• [Required work]: Take from the listing each line that has the string "banc".

• [Data provided]:
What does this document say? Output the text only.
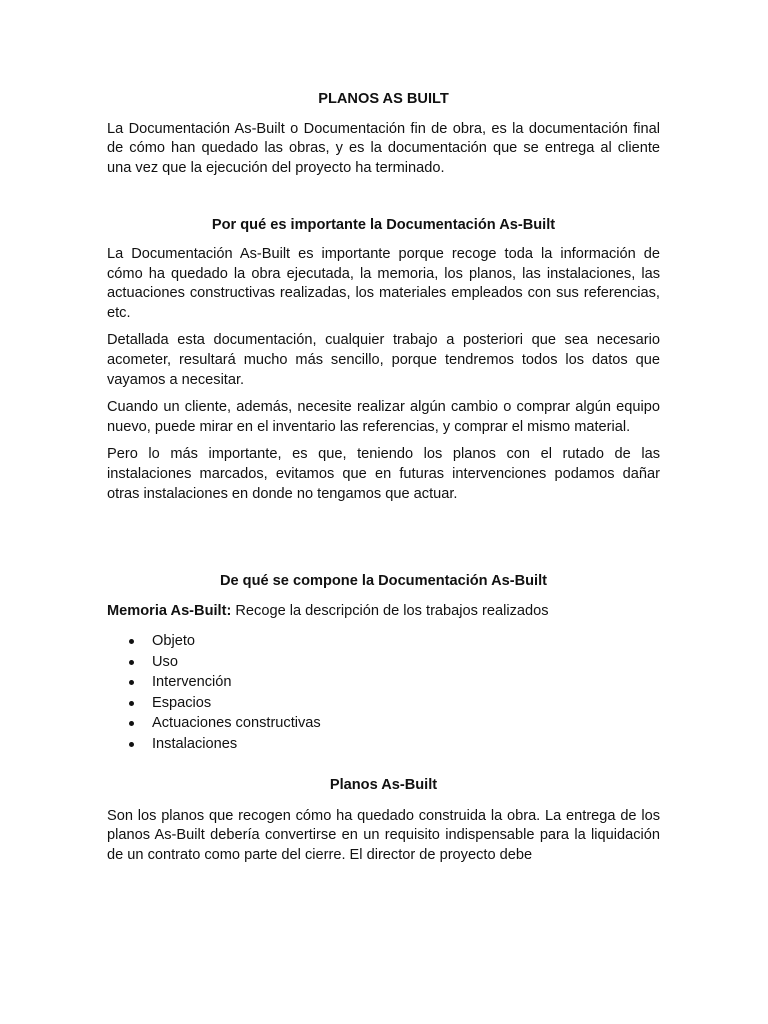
PLANOS AS BUILT

La Documentación As-Built o Documentación fin de obra, es la documentación final de cómo han quedado las obras, y es la documentación que se entrega al cliente una vez que la ejecución del proyecto ha terminado.

Por qué es importante la Documentación As-Built

La Documentación As-Built es importante porque recoge toda la información de cómo ha quedado la obra ejecutada, la memoria, los planos, las instalaciones, las actuaciones constructivas realizadas, los materiales empleados con sus referencias, etc.

Detallada esta documentación, cualquier trabajo a posteriori que sea necesario acometer, resultará mucho más sencillo, porque tendremos todos los datos que vayamos a necesitar.

Cuando un cliente, además, necesite realizar algún cambio o comprar algún equipo nuevo, puede mirar en el inventario las referencias, y comprar el mismo material.

Pero lo más importante, es que, teniendo los planos con el rutado de las instalaciones marcados, evitamos que en futuras intervenciones podamos dañar otras instalaciones en donde no tengamos que actuar.

De qué se compone la Documentación As-Built

Memoria As-Built: Recoge la descripción de los trabajos realizados

Objeto
Uso
Intervención
Espacios
Actuaciones constructivas
Instalaciones
Planos As-Built

Son los planos que recogen cómo ha quedado construida la obra. La entrega de los planos As-Built debería convertirse en un requisito indispensable para la liquidación de un contrato como parte del cierre. El director de proyecto debe
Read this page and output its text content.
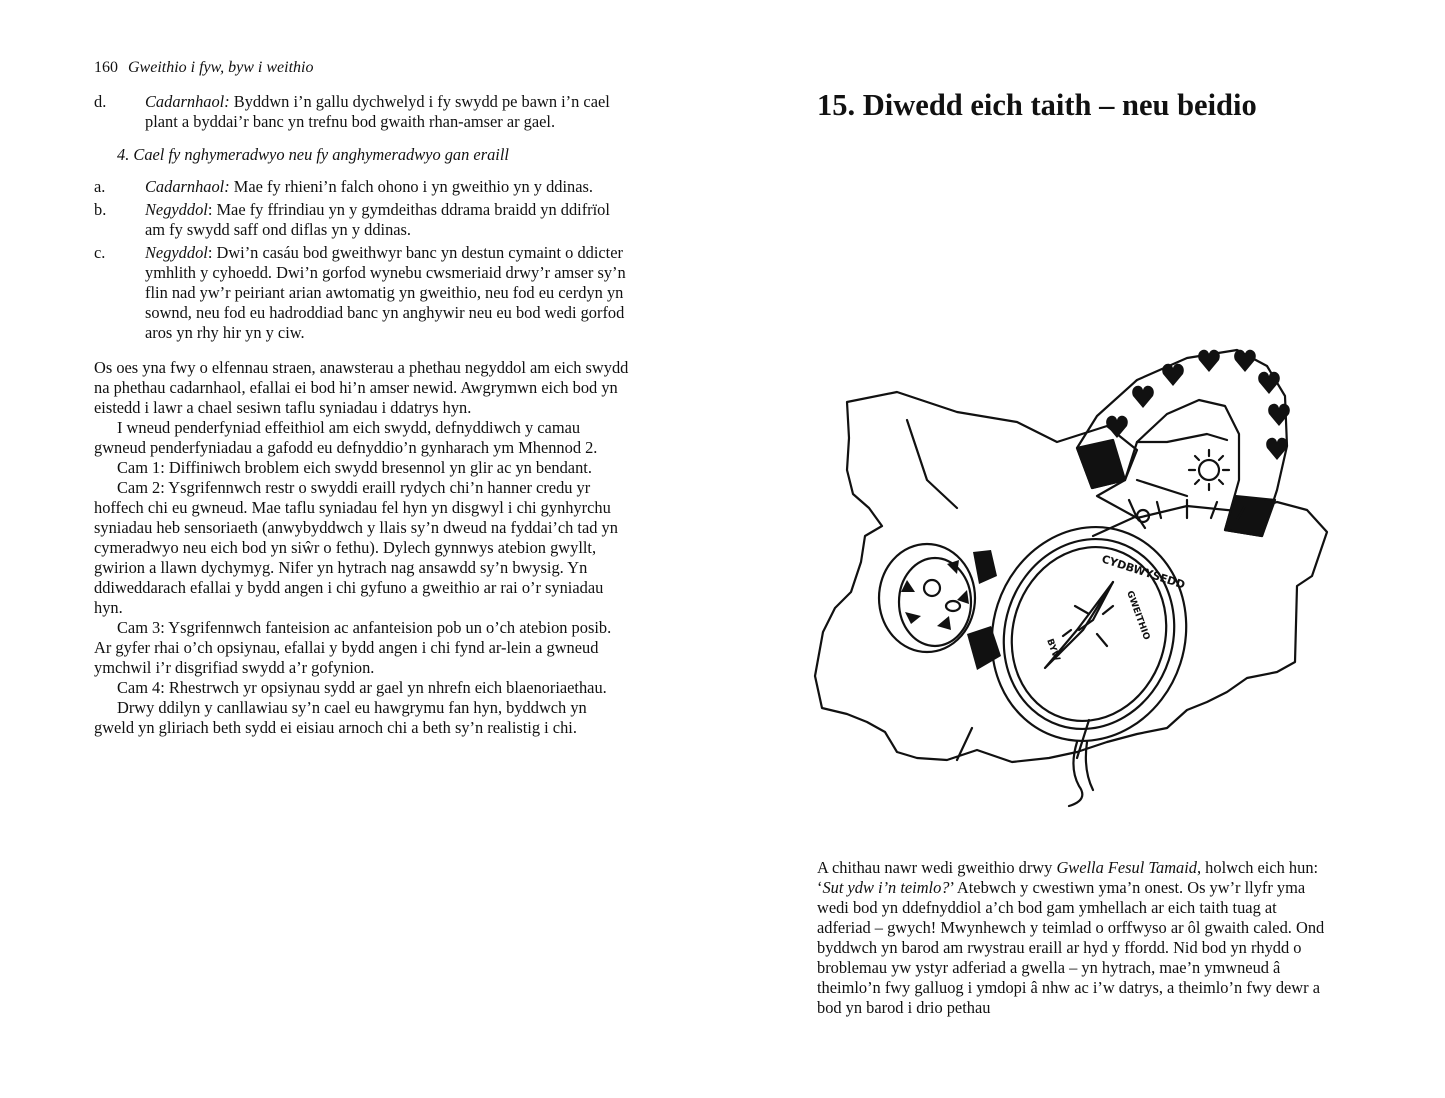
160 Gweithio i fyw, byw i weithio
d.	Cadarnhaol: Byddwn i’n gallu dychwelyd i fy swydd pe bawn i’n cael plant a byddai’r banc yn trefnu bod gwaith rhan-amser ar gael.
4. Cael fy nghymeradwyo neu fy anghymeradwyo gan eraill
a.	Cadarnhaol: Mae fy rhieni’n falch ohono i yn gweithio yn y ddinas.
b.	Negyddol: Mae fy ffrindiau yn y gymdeithas ddrama braidd yn ddifrïol am fy swydd saff ond diflas yn y ddinas.
c.	Negyddol: Dwi’n casáu bod gweithwyr banc yn destun cymaint o ddicter ymhlith y cyhoedd. Dwi’n gorfod wynebu cwsmeriaid drwy’r amser sy’n flin nad yw’r peiriant arian awtomatig yn gweithio, neu fod eu cerdyn yn sownd, neu fod eu hadroddiad banc yn anghywir neu eu bod wedi gorfod aros yn rhy hir yn y ciw.

Os oes yna fwy o elfennau straen, anawsterau a phethau negyddol am eich swydd na phethau cadarnhaol, efallai ei bod hi’n amser newid. Awgrymwn eich bod yn eistedd i lawr a chael sesiwn taflu syniadau i ddatrys hyn.

I wneud penderfyniad effeithiol am eich swydd, defnyddiwch y camau gwneud penderfyniadau a gafodd eu defnyddio’n gynharach ym Mhennod 2.

Cam 1: Diffiniwch broblem eich swydd bresennol yn glir ac yn bendant.

Cam 2: Ysgrifennwch restr o swyddi eraill rydych chi’n hanner credu yr hoffech chi eu gwneud. Mae taflu syniadau fel hyn yn disgwyl i chi gynhyrchu syniadau heb sensoriaeth (anwybyddwch y llais sy’n dweud na fyddai’ch tad yn cymeradwyo neu eich bod yn siŵr o fethu). Dylech gynnwys atebion gwyllt, gwirion a llawn dychymyg. Nifer yn hytrach nag ansawdd sy’n bwysig. Yn ddiweddarach efallai y bydd angen i chi gyfuno a gweithio ar rai o’r syniadau hyn.

Cam 3: Ysgrifennwch fanteision ac anfanteision pob un o’ch atebion posib. Ar gyfer rhai o’ch opsiynau, efallai y bydd angen i chi fynd ar-lein a gwneud ymchwil i’r disgrifiad swydd a’r gofynion.

Cam 4: Rhestrwch yr opsiynau sydd ar gael yn nhrefn eich blaenoriaethau.

Drwy ddilyn y canllawiau sy’n cael eu hawgrymu fan hyn, byddwch yn gweld yn gliriach beth sydd ei eisiau arnoch chi a beth sy’n realistig i chi.

15. Diwedd eich taith – neu beidio
CYDBWYSEDD
GWEITHIO
BYW

A chithau nawr wedi gweithio drwy Gwella Fesul Tamaid, holwch eich hun: ‘Sut ydw i’n teimlo?’ Atebwch y cwestiwn yma’n onest. Os yw’r llyfr yma wedi bod yn ddefnyddiol a’ch bod gam ymhellach ar eich taith tuag at adferiad – gwych! Mwynhewch y teimlad o orffwyso ar ôl gwaith caled. Ond byddwch yn barod am rwystrau eraill ar hyd y ffordd. Nid bod yn rhydd o broblemau yw ystyr adferiad a gwella – yn hytrach, mae’n ymwneud â theimlo’n fwy galluog i ymdopi â nhw ac i’w datrys, a theimlo’n fwy dewr a bod yn barod i drio pethau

• [Response to this task]:
d.	Cadarnhaol: Byddwn i’n gallu dychwelyd i fy swydd pe bawn i’n cael plant a byddai’r banc yn trefnu bod gwaith rhan-amser ar gael.
c.	Negyddol: Dwi’n casáu bod gweithwyr banc yn destun cymaint o ddicter ymhlith y cyhoedd. Dwi’n gorfod wynebu cwsmeriaid drwy’r amser sy’n flin nad yw’r peiriant arian awtomatig yn gweithio, neu fod eu cerdyn yn sownd, neu fod eu hadroddiad banc yn anghywir neu eu bod wedi gorfod aros yn rhy hir yn y ciw.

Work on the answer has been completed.